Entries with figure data
───
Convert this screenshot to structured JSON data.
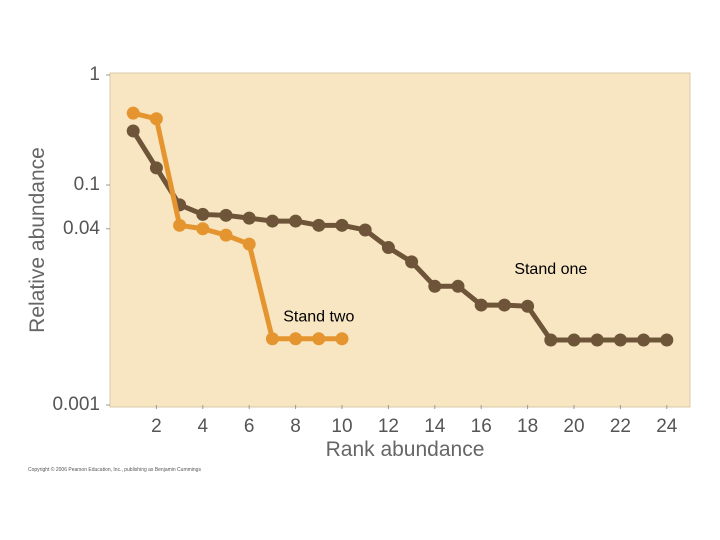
{
  "chart_data": {
    "type": "line",
    "x_label": "Rank abundance",
    "y_label": "Relative abundance",
    "log_y": true,
    "grid": false,
    "xlim": [
      0,
      25
    ],
    "xticks": [
      2,
      4,
      6,
      8,
      10,
      12,
      14,
      16,
      18,
      20,
      22,
      24
    ],
    "ylim": [
      0.001,
      1
    ],
    "yticks": [
      1,
      0.1,
      0.04,
      0.001
    ],
    "x": [
      1,
      2,
      3,
      4,
      5,
      6,
      7,
      8,
      9,
      10,
      11,
      12,
      13,
      14,
      15,
      16,
      17,
      18,
      19,
      20,
      21,
      22,
      23,
      24
    ],
    "series": [
      {
        "name": "Stand one",
        "color": "#6e5539",
        "values": [
          0.31,
          0.143,
          0.066,
          0.054,
          0.053,
          0.05,
          0.047,
          0.047,
          0.043,
          0.043,
          0.039,
          0.027,
          0.02,
          0.012,
          0.012,
          0.0081,
          0.0081,
          0.0079,
          0.0039,
          0.0039,
          0.0039,
          0.0039,
          0.0039,
          0.0039
        ]
      },
      {
        "name": "Stand two",
        "color": "#e5952f",
        "values": [
          0.45,
          0.4,
          0.043,
          0.04,
          0.035,
          0.029,
          0.004,
          0.004,
          0.004,
          0.004,
          null,
          null,
          null,
          null,
          null,
          null,
          null,
          null,
          null,
          null,
          null,
          null,
          null,
          null
        ]
      }
    ],
    "annotations": [
      {
        "text": "Stand one",
        "x": 19,
        "y": 0.017
      },
      {
        "text": "Stand two",
        "x": 9,
        "y": 0.0063
      }
    ],
    "footer": "Copyright © 2006 Pearson Education, Inc., publishing as Benjamin Cummings"
  }
}
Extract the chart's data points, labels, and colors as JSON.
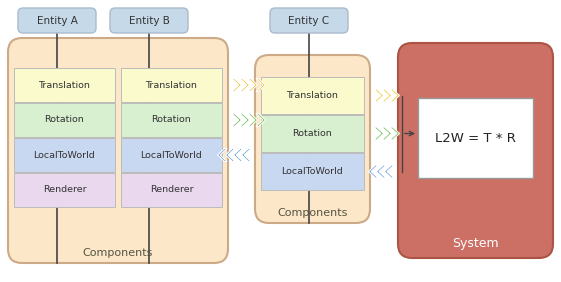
{
  "bg_color": "#ffffff",
  "entity_box_color": "#c5d9e8",
  "entity_box_edge": "#aabbcc",
  "components_bg": "#fce8c8",
  "components_edge": "#ccaa88",
  "system_bg": "#cc7066",
  "system_inner_bg": "#ffffff",
  "system_inner_edge": "#999999",
  "cell_translation": "#fafacd",
  "cell_rotation": "#d8f0d0",
  "cell_localtoworld": "#c8d8f0",
  "cell_renderer": "#ead8ee",
  "cell_border": "#bbbbbb",
  "title_color": "#333333",
  "label_color": "#555544",
  "entities": [
    "Entity A",
    "Entity B",
    "Entity C"
  ],
  "components_label": "Components",
  "system_label": "System",
  "formula": "L2W = T * R",
  "arrow_yellow": "#e8b800",
  "arrow_green": "#44aa22",
  "arrow_blue": "#4488cc",
  "line_color": "#444444"
}
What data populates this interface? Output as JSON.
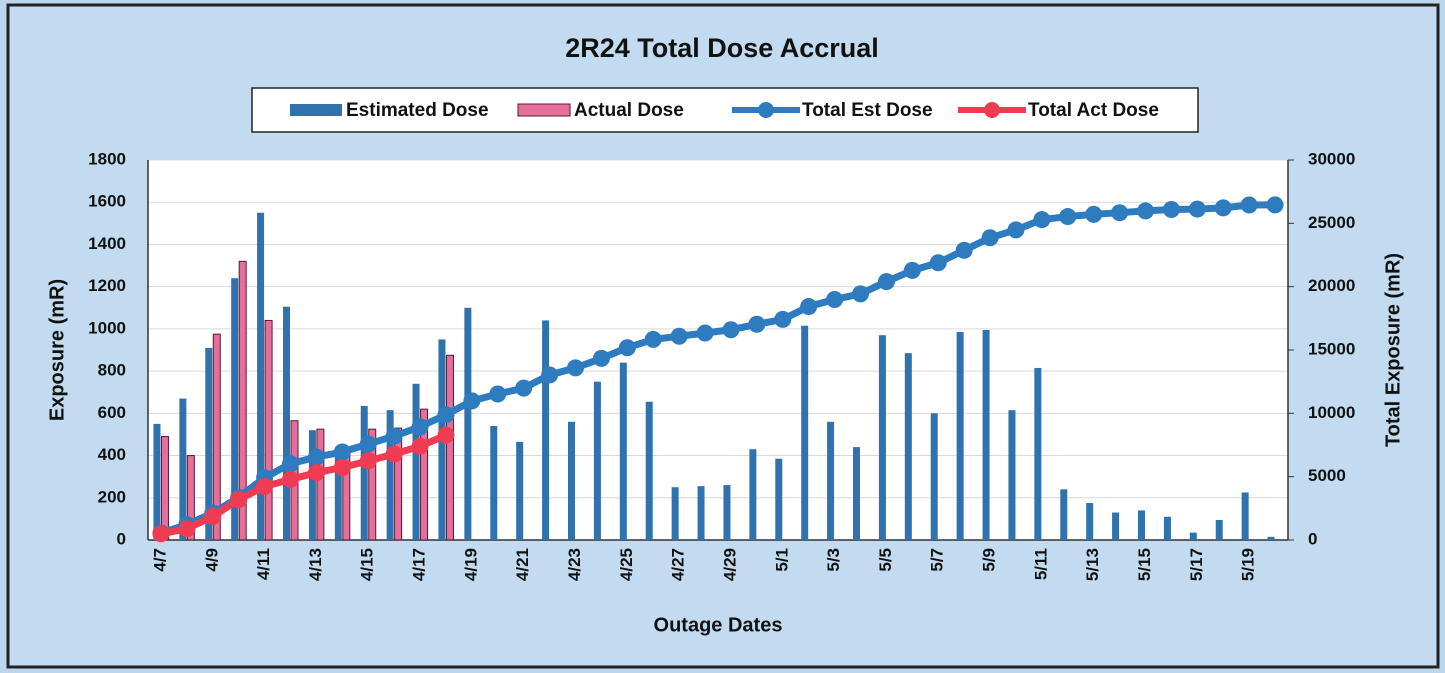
{
  "chart_data": {
    "type": "bar-line",
    "title": "2R24 Total Dose Accrual",
    "x_label": "Outage Dates",
    "y_label": "Exposure (mR)",
    "y2_label": "Total Exposure (mR)",
    "categories": [
      "4/7",
      null,
      "4/9",
      null,
      "4/11",
      null,
      "4/13",
      null,
      "4/15",
      null,
      "4/17",
      null,
      "4/19",
      null,
      "4/21",
      null,
      "4/23",
      null,
      "4/25",
      null,
      "4/27",
      null,
      "4/29",
      null,
      "5/1",
      null,
      "5/3",
      null,
      "5/5",
      null,
      "5/7",
      null,
      "5/9",
      null,
      "5/11",
      null,
      "5/13",
      null,
      "5/15",
      null,
      "5/17",
      null,
      "5/19",
      null
    ],
    "series": [
      {
        "name": "Estimated Dose",
        "kind": "bar",
        "color": "#2f72ad",
        "values": [
          550,
          670,
          910,
          1240,
          1550,
          1105,
          520,
          400,
          635,
          615,
          740,
          950,
          1100,
          540,
          465,
          1040,
          560,
          750,
          840,
          655,
          250,
          255,
          260,
          430,
          385,
          1015,
          560,
          440,
          970,
          885,
          600,
          985,
          995,
          615,
          815,
          240,
          175,
          130,
          140,
          110,
          35,
          95,
          225,
          15
        ]
      },
      {
        "name": "Actual Dose",
        "kind": "bar",
        "color": "#e56f9c",
        "values": [
          490,
          400,
          975,
          1320,
          1040,
          565,
          525,
          410,
          525,
          530,
          620,
          875,
          null,
          null,
          null,
          null,
          null,
          null,
          null,
          null,
          null,
          null,
          null,
          null,
          null,
          null,
          null,
          null,
          null,
          null,
          null,
          null,
          null,
          null,
          null,
          null,
          null,
          null,
          null,
          null,
          null,
          null,
          null,
          null
        ]
      },
      {
        "name": "Total Est Dose",
        "kind": "line",
        "axis": "y2",
        "color": "#2e7bbf",
        "values": [
          550,
          1220,
          2130,
          3370,
          4920,
          6025,
          6545,
          6945,
          7580,
          8195,
          8935,
          9885,
          10985,
          11525,
          11990,
          13030,
          13590,
          14340,
          15180,
          15835,
          16085,
          16340,
          16600,
          17030,
          17415,
          18430,
          18990,
          19430,
          20400,
          21285,
          21885,
          22870,
          23865,
          24480,
          25295,
          25535,
          25710,
          25840,
          25980,
          26090,
          26125,
          26220,
          26445,
          26460
        ]
      },
      {
        "name": "Total Act Dose",
        "kind": "line",
        "axis": "y2",
        "color": "#f03c52",
        "values": [
          490,
          890,
          1865,
          3185,
          4225,
          4790,
          5315,
          5725,
          6250,
          6780,
          7400,
          8275,
          null,
          null,
          null,
          null,
          null,
          null,
          null,
          null,
          null,
          null,
          null,
          null,
          null,
          null,
          null,
          null,
          null,
          null,
          null,
          null,
          null,
          null,
          null,
          null,
          null,
          null,
          null,
          null,
          null,
          null,
          null,
          null
        ]
      }
    ],
    "ylim": [
      0,
      1800
    ],
    "yticks": [
      0,
      200,
      400,
      600,
      800,
      1000,
      1200,
      1400,
      1600,
      1800
    ],
    "y2lim": [
      0,
      30000
    ],
    "y2ticks": [
      0,
      5000,
      10000,
      15000,
      20000,
      25000,
      30000
    ],
    "grid": true,
    "legend": "top"
  }
}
───
== What the exercise asks ==
Retype all the records shown above, character for character. Omit every picture.

== Solution for this task ==
Convert this screenshot to structured JSON data.
{
  "chart_data": {
    "type": "line",
    "x_label": "Rank abundance",
    "y_label": "Relative abundance",
    "log_y": true,
    "grid": false,
    "xlim": [
      0,
      25
    ],
    "xticks": [
      2,
      4,
      6,
      8,
      10,
      12,
      14,
      16,
      18,
      20,
      22,
      24
    ],
    "ylim": [
      0.001,
      1
    ],
    "yticks": [
      1,
      0.1,
      0.04,
      0.001
    ],
    "x": [
      1,
      2,
      3,
      4,
      5,
      6,
      7,
      8,
      9,
      10,
      11,
      12,
      13,
      14,
      15,
      16,
      17,
      18,
      19,
      20,
      21,
      22,
      23,
      24
    ],
    "series": [
      {
        "name": "Stand one",
        "color": "#6e5539",
        "values": [
          0.31,
          0.143,
          0.066,
          0.054,
          0.053,
          0.05,
          0.047,
          0.047,
          0.043,
          0.043,
          0.039,
          0.027,
          0.02,
          0.012,
          0.012,
          0.0081,
          0.0081,
          0.0079,
          0.0039,
          0.0039,
          0.0039,
          0.0039,
          0.0039,
          0.0039
        ]
      },
      {
        "name": "Stand two",
        "color": "#e5952f",
        "values": [
          0.45,
          0.4,
          0.043,
          0.04,
          0.035,
          0.029,
          0.004,
          0.004,
          0.004,
          0.004,
          null,
          null,
          null,
          null,
          null,
          null,
          null,
          null,
          null,
          null,
          null,
          null,
          null,
          null
        ]
      }
    ],
    "annotations": [
      {
        "text": "Stand one",
        "x": 19,
        "y": 0.017
      },
      {
        "text": "Stand two",
        "x": 9,
        "y": 0.0063
      }
    ],
    "footer": "Copyright © 2006 Pearson Education, Inc., publishing as Benjamin Cummings"
  }
}
Extract the chart's data points, labels, and colors as JSON.
{
  "bg_color": "#ffffff",
  "entity_box_color": "#c5d9e8",
  "entity_box_edge": "#aabbcc",
  "components_bg": "#fce8c8",
  "components_edge": "#ccaa88",
  "system_bg": "#cc7066",
  "system_inner_bg": "#ffffff",
  "system_inner_edge": "#999999",
  "cell_translation": "#fafacd",
  "cell_rotation": "#d8f0d0",
  "cell_localtoworld": "#c8d8f0",
  "cell_renderer": "#ead8ee",
  "cell_border": "#bbbbbb",
  "title_color": "#333333",
  "label_color": "#555544",
  "entities": [
    "Entity A",
    "Entity B",
    "Entity C"
  ],
  "components_label": "Components",
  "system_label": "System",
  "formula": "L2W = T * R",
  "arrow_yellow": "#e8b800",
  "arrow_green": "#44aa22",
  "arrow_blue": "#4488cc",
  "line_color": "#444444"
}
What data populates this interface? Output as JSON.
{
  "chart_data": {
    "type": "bar-line",
    "title": "2R24 Total Dose Accrual",
    "x_label": "Outage Dates",
    "y_label": "Exposure (mR)",
    "y2_label": "Total Exposure (mR)",
    "categories": [
      "4/7",
      null,
      "4/9",
      null,
      "4/11",
      null,
      "4/13",
      null,
      "4/15",
      null,
      "4/17",
      null,
      "4/19",
      null,
      "4/21",
      null,
      "4/23",
      null,
      "4/25",
      null,
      "4/27",
      null,
      "4/29",
      null,
      "5/1",
      null,
      "5/3",
      null,
      "5/5",
      null,
      "5/7",
      null,
      "5/9",
      null,
      "5/11",
      null,
      "5/13",
      null,
      "5/15",
      null,
      "5/17",
      null,
      "5/19",
      null
    ],
    "series": [
      {
        "name": "Estimated Dose",
        "kind": "bar",
        "color": "#2f72ad",
        "values": [
          550,
          670,
          910,
          1240,
          1550,
          1105,
          520,
          400,
          635,
          615,
          740,
          950,
          1100,
          540,
          465,
          1040,
          560,
          750,
          840,
          655,
          250,
          255,
          260,
          430,
          385,
          1015,
          560,
          440,
          970,
          885,
          600,
          985,
          995,
          615,
          815,
          240,
          175,
          130,
          140,
          110,
          35,
          95,
          225,
          15
        ]
      },
      {
        "name": "Actual Dose",
        "kind": "bar",
        "color": "#e56f9c",
        "values": [
          490,
          400,
          975,
          1320,
          1040,
          565,
          525,
          410,
          525,
          530,
          620,
          875,
          null,
          null,
          null,
          null,
          null,
          null,
          null,
          null,
          null,
          null,
          null,
          null,
          null,
          null,
          null,
          null,
          null,
          null,
          null,
          null,
          null,
          null,
          null,
          null,
          null,
          null,
          null,
          null,
          null,
          null,
          null,
          null
        ]
      },
      {
        "name": "Total Est Dose",
        "kind": "line",
        "axis": "y2",
        "color": "#2e7bbf",
        "values": [
          550,
          1220,
          2130,
          3370,
          4920,
          6025,
          6545,
          6945,
          7580,
          8195,
          8935,
          9885,
          10985,
          11525,
          11990,
          13030,
          13590,
          14340,
          15180,
          15835,
          16085,
          16340,
          16600,
          17030,
          17415,
          18430,
          18990,
          19430,
          20400,
          21285,
          21885,
          22870,
          23865,
          24480,
          25295,
          25535,
          25710,
          25840,
          25980,
          26090,
          26125,
          26220,
          26445,
          26460
        ]
      },
      {
        "name": "Total Act Dose",
        "kind": "line",
        "axis": "y2",
        "color": "#f03c52",
        "values": [
          490,
          890,
          1865,
          3185,
          4225,
          4790,
          5315,
          5725,
          6250,
          6780,
          7400,
          8275,
          null,
          null,
          null,
          null,
          null,
          null,
          null,
          null,
          null,
          null,
          null,
          null,
          null,
          null,
          null,
          null,
          null,
          null,
          null,
          null,
          null,
          null,
          null,
          null,
          null,
          null,
          null,
          null,
          null,
          null,
          null,
          null
        ]
      }
    ],
    "ylim": [
      0,
      1800
    ],
    "yticks": [
      0,
      200,
      400,
      600,
      800,
      1000,
      1200,
      1400,
      1600,
      1800
    ],
    "y2lim": [
      0,
      30000
    ],
    "y2ticks": [
      0,
      5000,
      10000,
      15000,
      20000,
      25000,
      30000
    ],
    "grid": true,
    "legend": "top"
  }
}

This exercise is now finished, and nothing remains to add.